Dataset entries on figures —
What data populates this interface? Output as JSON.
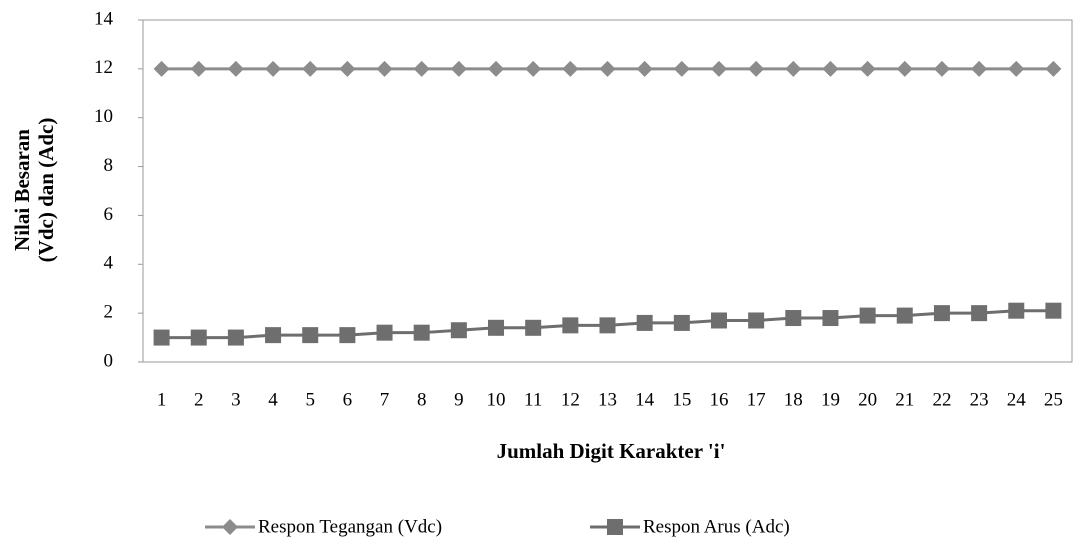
{
  "chart_data": {
    "type": "line",
    "x_label": "Jumlah Digit Karakter 'i'",
    "y_label": [
      "Nilai Besaran",
      "(Vdc) dan (Adc)"
    ],
    "categories": [
      "1",
      "2",
      "3",
      "4",
      "5",
      "6",
      "7",
      "8",
      "9",
      "10",
      "11",
      "12",
      "13",
      "14",
      "15",
      "16",
      "17",
      "18",
      "19",
      "20",
      "21",
      "22",
      "23",
      "24",
      "25"
    ],
    "series": [
      {
        "name": "Respon Tegangan (Vdc)",
        "color": "#8c8c8c",
        "marker": "diamond",
        "values": [
          12,
          12,
          12,
          12,
          12,
          12,
          12,
          12,
          12,
          12,
          12,
          12,
          12,
          12,
          12,
          12,
          12,
          12,
          12,
          12,
          12,
          12,
          12,
          12,
          12
        ]
      },
      {
        "name": "Respon Arus (Adc)",
        "color": "#6e6e6e",
        "marker": "square",
        "values": [
          1.0,
          1.0,
          1.0,
          1.1,
          1.1,
          1.1,
          1.2,
          1.2,
          1.3,
          1.4,
          1.4,
          1.5,
          1.5,
          1.6,
          1.6,
          1.7,
          1.7,
          1.8,
          1.8,
          1.9,
          1.9,
          2.0,
          2.0,
          2.1,
          2.1
        ]
      }
    ],
    "ylim": [
      0,
      14
    ],
    "yticks": [
      0,
      2,
      4,
      6,
      8,
      10,
      12,
      14
    ],
    "grid": false,
    "legend": "bottom"
  }
}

PROBLEM STATEMENT — Copy out the whole listing exactly, and don't carry over any pictures.

RIGHT ANSWER —
What data populates this interface? Output as JSON.
{
  "chart_data": {
    "type": "line",
    "x_label": "Jumlah Digit Karakter 'i'",
    "y_label": [
      "Nilai Besaran",
      "(Vdc) dan (Adc)"
    ],
    "categories": [
      "1",
      "2",
      "3",
      "4",
      "5",
      "6",
      "7",
      "8",
      "9",
      "10",
      "11",
      "12",
      "13",
      "14",
      "15",
      "16",
      "17",
      "18",
      "19",
      "20",
      "21",
      "22",
      "23",
      "24",
      "25"
    ],
    "series": [
      {
        "name": "Respon Tegangan (Vdc)",
        "color": "#8c8c8c",
        "marker": "diamond",
        "values": [
          12,
          12,
          12,
          12,
          12,
          12,
          12,
          12,
          12,
          12,
          12,
          12,
          12,
          12,
          12,
          12,
          12,
          12,
          12,
          12,
          12,
          12,
          12,
          12,
          12
        ]
      },
      {
        "name": "Respon Arus (Adc)",
        "color": "#6e6e6e",
        "marker": "square",
        "values": [
          1.0,
          1.0,
          1.0,
          1.1,
          1.1,
          1.1,
          1.2,
          1.2,
          1.3,
          1.4,
          1.4,
          1.5,
          1.5,
          1.6,
          1.6,
          1.7,
          1.7,
          1.8,
          1.8,
          1.9,
          1.9,
          2.0,
          2.0,
          2.1,
          2.1
        ]
      }
    ],
    "ylim": [
      0,
      14
    ],
    "yticks": [
      0,
      2,
      4,
      6,
      8,
      10,
      12,
      14
    ],
    "grid": false,
    "legend": "bottom"
  }
}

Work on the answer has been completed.